_PROBLEMS TO SOLVE_:
- 1) Quote word for word the stretch of the passage on study limitations from "While the sample" through "cause and effect.".
- 2) In the passage on study limitations, list every bracketed reference marker in the order it appears.
- 3) Carry on the passage on study limitations after its last sentence.
TEXT SHOWN below:
While the sample size and methodology of this analysis strengthened its findings, there were several limitations to this study. First, the significant associations found in this study between OHRQoL and the clinical determinants could not be fully explained, considering that the current analysis was based on cross-sectional data, meaning that interpretation of the results could be limited by the difficulty in discriminating between the cause and effect.

Second, a possible weakness of this study may be related to the use of the CPQ, which is a generic measure of OHRQoL. Thus, some of its items could not address aspects specifically related to dental caries or malocclusion [7]. However, the CPQ has been widely used by researchers to evaluate the effects of tooth decay and malocclusion on the OHRQoL of children and adolescents, especially due to the good psychometric properties of the tool [6,7,8,9,22,23,24,25,26,27,28,29,30]. In addition, high reliability of the Lithuanian version of this instrument has been found among adolescents up to the ages of 18 [56], as well as for the present study sample.
End of TEXT SHOWN.
INFORMATION SUPPLIED below:
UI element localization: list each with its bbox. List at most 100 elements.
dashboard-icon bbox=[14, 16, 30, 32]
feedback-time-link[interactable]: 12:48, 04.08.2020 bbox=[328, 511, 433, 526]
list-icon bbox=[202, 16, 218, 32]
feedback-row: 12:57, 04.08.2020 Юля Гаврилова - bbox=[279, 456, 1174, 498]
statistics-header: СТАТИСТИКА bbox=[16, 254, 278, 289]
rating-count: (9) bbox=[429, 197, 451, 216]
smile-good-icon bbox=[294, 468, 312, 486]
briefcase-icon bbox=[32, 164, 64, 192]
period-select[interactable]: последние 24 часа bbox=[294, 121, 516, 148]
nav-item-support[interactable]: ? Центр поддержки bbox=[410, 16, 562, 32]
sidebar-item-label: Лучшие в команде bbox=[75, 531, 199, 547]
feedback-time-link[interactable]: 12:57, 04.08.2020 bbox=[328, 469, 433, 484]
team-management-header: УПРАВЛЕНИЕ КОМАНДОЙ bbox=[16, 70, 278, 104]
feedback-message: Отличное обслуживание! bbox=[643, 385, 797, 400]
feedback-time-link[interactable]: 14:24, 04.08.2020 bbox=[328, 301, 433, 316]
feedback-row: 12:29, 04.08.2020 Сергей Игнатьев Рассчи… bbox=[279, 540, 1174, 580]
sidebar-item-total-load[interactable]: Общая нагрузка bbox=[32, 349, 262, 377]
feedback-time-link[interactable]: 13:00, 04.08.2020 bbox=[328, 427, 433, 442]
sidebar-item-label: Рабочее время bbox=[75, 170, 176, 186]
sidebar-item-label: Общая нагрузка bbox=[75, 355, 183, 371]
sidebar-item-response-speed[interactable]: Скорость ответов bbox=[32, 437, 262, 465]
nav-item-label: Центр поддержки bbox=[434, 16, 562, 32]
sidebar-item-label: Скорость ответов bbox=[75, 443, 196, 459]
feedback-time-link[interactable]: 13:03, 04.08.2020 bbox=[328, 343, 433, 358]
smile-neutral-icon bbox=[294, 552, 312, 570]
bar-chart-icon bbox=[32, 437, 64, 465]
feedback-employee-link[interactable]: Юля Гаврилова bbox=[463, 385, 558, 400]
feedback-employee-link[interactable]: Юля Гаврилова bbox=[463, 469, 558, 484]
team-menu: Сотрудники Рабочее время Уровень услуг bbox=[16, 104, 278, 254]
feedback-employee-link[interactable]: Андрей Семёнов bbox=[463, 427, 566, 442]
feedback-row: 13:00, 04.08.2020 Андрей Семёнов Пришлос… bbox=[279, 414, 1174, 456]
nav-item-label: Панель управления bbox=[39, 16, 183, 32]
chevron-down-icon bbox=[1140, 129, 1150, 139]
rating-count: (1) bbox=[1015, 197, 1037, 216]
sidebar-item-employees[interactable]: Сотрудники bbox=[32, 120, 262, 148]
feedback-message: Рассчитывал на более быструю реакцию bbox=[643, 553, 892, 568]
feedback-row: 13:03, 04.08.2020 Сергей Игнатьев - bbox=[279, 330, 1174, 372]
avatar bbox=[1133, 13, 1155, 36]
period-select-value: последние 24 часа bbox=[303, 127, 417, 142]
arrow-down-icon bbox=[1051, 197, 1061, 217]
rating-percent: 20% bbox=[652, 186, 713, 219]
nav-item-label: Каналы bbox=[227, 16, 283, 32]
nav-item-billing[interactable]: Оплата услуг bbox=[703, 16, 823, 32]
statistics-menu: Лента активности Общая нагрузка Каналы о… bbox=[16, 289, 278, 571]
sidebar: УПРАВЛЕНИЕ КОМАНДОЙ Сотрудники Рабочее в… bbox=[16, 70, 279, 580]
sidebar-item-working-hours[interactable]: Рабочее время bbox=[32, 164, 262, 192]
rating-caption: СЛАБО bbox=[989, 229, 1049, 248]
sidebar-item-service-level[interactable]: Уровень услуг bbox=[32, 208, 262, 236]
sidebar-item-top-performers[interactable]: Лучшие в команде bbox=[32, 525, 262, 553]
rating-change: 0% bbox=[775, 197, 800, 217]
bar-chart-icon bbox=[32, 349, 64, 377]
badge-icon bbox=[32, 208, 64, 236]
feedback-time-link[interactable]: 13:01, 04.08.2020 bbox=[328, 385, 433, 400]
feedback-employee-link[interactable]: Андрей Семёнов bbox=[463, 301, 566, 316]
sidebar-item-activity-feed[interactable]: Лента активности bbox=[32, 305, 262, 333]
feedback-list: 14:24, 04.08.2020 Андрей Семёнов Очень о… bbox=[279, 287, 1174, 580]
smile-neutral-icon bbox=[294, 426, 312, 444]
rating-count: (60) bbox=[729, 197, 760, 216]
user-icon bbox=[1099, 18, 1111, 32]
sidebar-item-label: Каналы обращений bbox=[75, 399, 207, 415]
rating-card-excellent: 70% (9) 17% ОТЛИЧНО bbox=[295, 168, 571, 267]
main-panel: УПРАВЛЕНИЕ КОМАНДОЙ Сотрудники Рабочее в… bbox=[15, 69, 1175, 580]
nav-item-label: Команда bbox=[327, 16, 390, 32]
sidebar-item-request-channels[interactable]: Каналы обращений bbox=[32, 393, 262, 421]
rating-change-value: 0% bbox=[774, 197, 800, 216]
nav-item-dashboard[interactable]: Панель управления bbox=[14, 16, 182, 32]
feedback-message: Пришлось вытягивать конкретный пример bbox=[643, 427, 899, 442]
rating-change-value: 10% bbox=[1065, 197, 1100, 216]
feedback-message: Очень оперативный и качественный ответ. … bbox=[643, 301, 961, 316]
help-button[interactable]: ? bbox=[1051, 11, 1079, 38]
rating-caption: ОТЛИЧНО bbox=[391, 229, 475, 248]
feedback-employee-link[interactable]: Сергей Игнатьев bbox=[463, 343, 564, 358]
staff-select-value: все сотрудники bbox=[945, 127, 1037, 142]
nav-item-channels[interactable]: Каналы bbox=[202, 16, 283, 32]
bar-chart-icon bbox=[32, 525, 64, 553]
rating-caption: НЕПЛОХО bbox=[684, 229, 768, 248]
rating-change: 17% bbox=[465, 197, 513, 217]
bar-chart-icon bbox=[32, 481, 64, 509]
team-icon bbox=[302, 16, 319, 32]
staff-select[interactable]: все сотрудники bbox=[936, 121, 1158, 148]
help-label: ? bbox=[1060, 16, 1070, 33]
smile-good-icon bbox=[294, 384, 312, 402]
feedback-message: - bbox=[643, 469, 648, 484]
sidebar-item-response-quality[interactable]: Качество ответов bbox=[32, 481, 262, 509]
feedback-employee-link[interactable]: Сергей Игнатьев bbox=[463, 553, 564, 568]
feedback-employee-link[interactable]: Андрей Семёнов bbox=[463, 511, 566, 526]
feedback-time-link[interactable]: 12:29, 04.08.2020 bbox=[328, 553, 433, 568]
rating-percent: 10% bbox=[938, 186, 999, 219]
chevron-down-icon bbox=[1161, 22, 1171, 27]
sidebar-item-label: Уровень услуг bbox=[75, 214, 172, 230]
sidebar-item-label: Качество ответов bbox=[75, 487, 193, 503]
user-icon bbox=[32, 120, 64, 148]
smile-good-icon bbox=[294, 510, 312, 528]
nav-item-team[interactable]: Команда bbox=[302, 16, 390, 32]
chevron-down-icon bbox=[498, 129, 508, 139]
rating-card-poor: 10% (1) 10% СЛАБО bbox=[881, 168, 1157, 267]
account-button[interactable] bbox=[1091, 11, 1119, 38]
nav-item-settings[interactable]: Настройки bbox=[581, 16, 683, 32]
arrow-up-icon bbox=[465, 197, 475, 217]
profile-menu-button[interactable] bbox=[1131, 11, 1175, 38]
End of INFORMATION SUPPLIED.
_ANSWERS_:
- 1)
While the sample size and methodology of this analysis strengthened its findings, there were several limitations to this study. First, the significant associations found in this study between OHRQoL and the clinical determinants could not be fully explained, considering that the current analysis was based on cross-sectional data, meaning that interpretation of the results could be limited by the difficulty in discriminating between the cause and effect.

- 2)
[7]
[6,7,8,9,22,23,24,25,26,27,28,29,30]
[56]

- 3)
Third, an important limitation lies in the measurement of the severity of malocclusion, as only the ICON was chosen for this purpose. To date, there is no evidence-based method for quantification of malocclusion in adolescents, as an assessment tool for all occlusal traits is lacking [79]. Consequently, past studies of the association between OHRQoL and malocclusion in adolescents have been based on different occlusal indices and provided controversial findings; either the strength of the association was weak, or, due to methodological issues, the findings were not conclusive [12].

Finally, a large number of negative parental consents and schoolchildren who were absent on the day of the survey apparently reduced response rate. Therefore, the study may present a selection bias, due to differences between the characteristics of the adolescents participating in the study and those of the non-participants. A low survey response rate can bias results, especially for the univariate distributions of some demographic characteristics (e.g., caries prevalence). However, when examining the relationships between variables in a multivariate analysis, controlling for a variety of background variables, like this study was conducted, there is no evidence of bias from low response rates [80]. It is, nonetheless, true that a sufficiently large number of subjects (600 subjects, 60% of the original number approached) participated in the study. The minimal bias of results was also ensured by other methodological procedures of the study. The external validity was supported by a representative sample of adolescents. The high intra-examiner reliability reinforce the internal validity of the research.

Despite these limitations, we believe that the current findings provide further evidence regarding the impact of dental caries and malocclusion on OHRQoL in older adolescence, which can be considered a transition period from young adolescence to young adulthood. These findings can assist in planning strategies for the improvement of oral health and its related quality of life among adolescents of this particular age.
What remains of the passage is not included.